## EXERCISE INSTRUCTIONS
Retype the data that follows line by line, exactly, and leave its pictures out.

## DATA IN THIS EXERCISE
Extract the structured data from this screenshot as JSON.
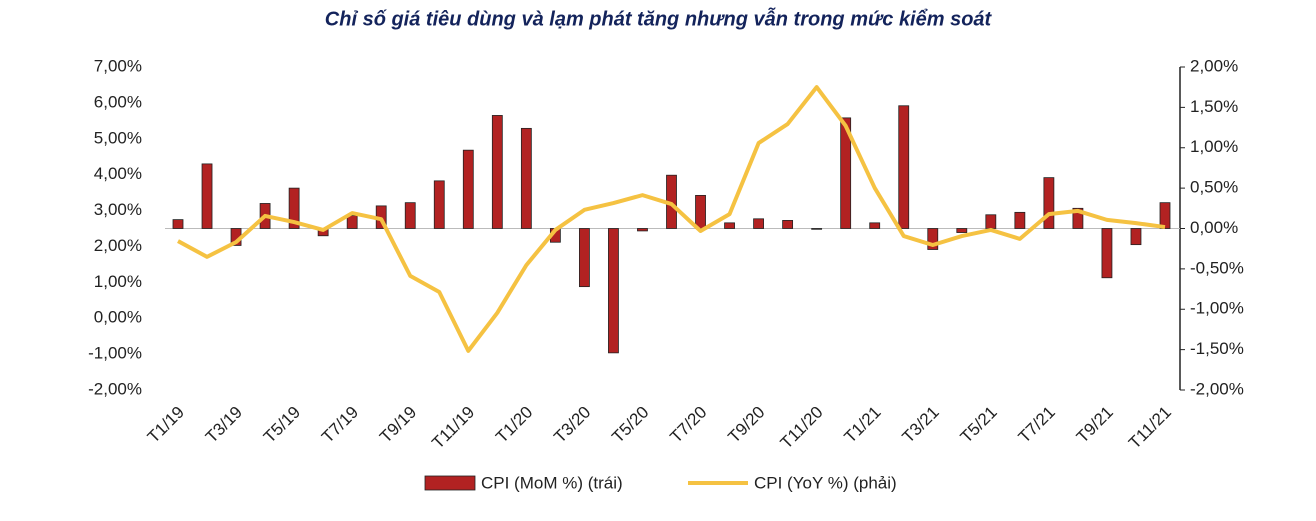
{
  "chart_data": {
    "type": "bar-line",
    "title": "Chỉ số giá tiêu dùng và lạm phát tăng nhưng vẫn trong mức kiểm soát",
    "categories": [
      "T1/19",
      null,
      "T3/19",
      null,
      "T5/19",
      null,
      "T7/19",
      null,
      "T9/19",
      null,
      "T11/19",
      null,
      "T1/20",
      null,
      "T3/20",
      null,
      "T5/20",
      null,
      "T7/20",
      null,
      "T9/20",
      null,
      "T11/20",
      null,
      "T1/21",
      null,
      "T3/21",
      null,
      "T5/21",
      null,
      "T7/21",
      null,
      "T9/21",
      null,
      "T11/21"
    ],
    "series": [
      {
        "name": "CPI (MoM %) (trái)",
        "type": "bar",
        "axis": "y2",
        "color": "#b22222",
        "values": [
          0.11,
          0.8,
          -0.21,
          0.31,
          0.5,
          -0.09,
          0.16,
          0.28,
          0.32,
          0.59,
          0.97,
          1.4,
          1.24,
          -0.17,
          -0.72,
          -1.54,
          -0.03,
          0.66,
          0.41,
          0.07,
          0.12,
          0.1,
          -0.01,
          1.37,
          0.07,
          1.52,
          -0.26,
          -0.05,
          0.17,
          0.2,
          0.63,
          0.25,
          -0.61,
          -0.2,
          0.32
        ]
      },
      {
        "name": "CPI (YoY %) (phải)",
        "type": "line",
        "color": "#f5c242",
        "values": [
          2.15,
          1.71,
          2.12,
          2.85,
          2.68,
          2.46,
          2.93,
          2.76,
          1.18,
          0.73,
          -0.91,
          0.15,
          1.48,
          2.46,
          3.02,
          3.21,
          3.43,
          3.18,
          2.43,
          2.9,
          4.88,
          5.41,
          6.44,
          5.36,
          3.63,
          2.29,
          2.04,
          2.29,
          2.46,
          2.21,
          2.9,
          2.99,
          2.74,
          2.65,
          2.54
        ]
      }
    ],
    "ylim": [
      -2,
      7
    ],
    "yticks": [
      {
        "value": -2,
        "label": "-2,00%"
      },
      {
        "value": -1,
        "label": "-1,00%"
      },
      {
        "value": 0,
        "label": "0,00%"
      },
      {
        "value": 1,
        "label": "1,00%"
      },
      {
        "value": 2,
        "label": "2,00%"
      },
      {
        "value": 3,
        "label": "3,00%"
      },
      {
        "value": 4,
        "label": "4,00%"
      },
      {
        "value": 5,
        "label": "5,00%"
      },
      {
        "value": 6,
        "label": "6,00%"
      },
      {
        "value": 7,
        "label": "7,00%"
      }
    ],
    "y2lim": [
      -2,
      2
    ],
    "y2ticks": [
      {
        "value": -2,
        "label": "-2,00%"
      },
      {
        "value": -1.5,
        "label": "-1,50%"
      },
      {
        "value": -1,
        "label": "-1,00%"
      },
      {
        "value": -0.5,
        "label": "-0,50%"
      },
      {
        "value": 0,
        "label": "0,00%"
      },
      {
        "value": 0.5,
        "label": "0,50%"
      },
      {
        "value": 1,
        "label": "1,00%"
      },
      {
        "value": 1.5,
        "label": "1,50%"
      },
      {
        "value": 2,
        "label": "2,00%"
      }
    ]
  }
}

## FINAL RESULT
Extract the structured data from this screenshot as JSON.
{
  "chart_data": {
    "type": "bar-line",
    "title": "Chỉ số giá tiêu dùng và lạm phát tăng nhưng vẫn trong mức kiểm soát",
    "categories": [
      "T1/19",
      null,
      "T3/19",
      null,
      "T5/19",
      null,
      "T7/19",
      null,
      "T9/19",
      null,
      "T11/19",
      null,
      "T1/20",
      null,
      "T3/20",
      null,
      "T5/20",
      null,
      "T7/20",
      null,
      "T9/20",
      null,
      "T11/20",
      null,
      "T1/21",
      null,
      "T3/21",
      null,
      "T5/21",
      null,
      "T7/21",
      null,
      "T9/21",
      null,
      "T11/21"
    ],
    "series": [
      {
        "name": "CPI (MoM %) (trái)",
        "type": "bar",
        "axis": "y2",
        "color": "#b22222",
        "values": [
          0.11,
          0.8,
          -0.21,
          0.31,
          0.5,
          -0.09,
          0.16,
          0.28,
          0.32,
          0.59,
          0.97,
          1.4,
          1.24,
          -0.17,
          -0.72,
          -1.54,
          -0.03,
          0.66,
          0.41,
          0.07,
          0.12,
          0.1,
          -0.01,
          1.37,
          0.07,
          1.52,
          -0.26,
          -0.05,
          0.17,
          0.2,
          0.63,
          0.25,
          -0.61,
          -0.2,
          0.32
        ]
      },
      {
        "name": "CPI (YoY %) (phải)",
        "type": "line",
        "color": "#f5c242",
        "values": [
          2.15,
          1.71,
          2.12,
          2.85,
          2.68,
          2.46,
          2.93,
          2.76,
          1.18,
          0.73,
          -0.91,
          0.15,
          1.48,
          2.46,
          3.02,
          3.21,
          3.43,
          3.18,
          2.43,
          2.9,
          4.88,
          5.41,
          6.44,
          5.36,
          3.63,
          2.29,
          2.04,
          2.29,
          2.46,
          2.21,
          2.9,
          2.99,
          2.74,
          2.65,
          2.54
        ]
      }
    ],
    "ylim": [
      -2,
      7
    ],
    "yticks": [
      {
        "value": -2,
        "label": "-2,00%"
      },
      {
        "value": -1,
        "label": "-1,00%"
      },
      {
        "value": 0,
        "label": "0,00%"
      },
      {
        "value": 1,
        "label": "1,00%"
      },
      {
        "value": 2,
        "label": "2,00%"
      },
      {
        "value": 3,
        "label": "3,00%"
      },
      {
        "value": 4,
        "label": "4,00%"
      },
      {
        "value": 5,
        "label": "5,00%"
      },
      {
        "value": 6,
        "label": "6,00%"
      },
      {
        "value": 7,
        "label": "7,00%"
      }
    ],
    "y2lim": [
      -2,
      2
    ],
    "y2ticks": [
      {
        "value": -2,
        "label": "-2,00%"
      },
      {
        "value": -1.5,
        "label": "-1,50%"
      },
      {
        "value": -1,
        "label": "-1,00%"
      },
      {
        "value": -0.5,
        "label": "-0,50%"
      },
      {
        "value": 0,
        "label": "0,00%"
      },
      {
        "value": 0.5,
        "label": "0,50%"
      },
      {
        "value": 1,
        "label": "1,00%"
      },
      {
        "value": 1.5,
        "label": "1,50%"
      },
      {
        "value": 2,
        "label": "2,00%"
      }
    ]
  }
}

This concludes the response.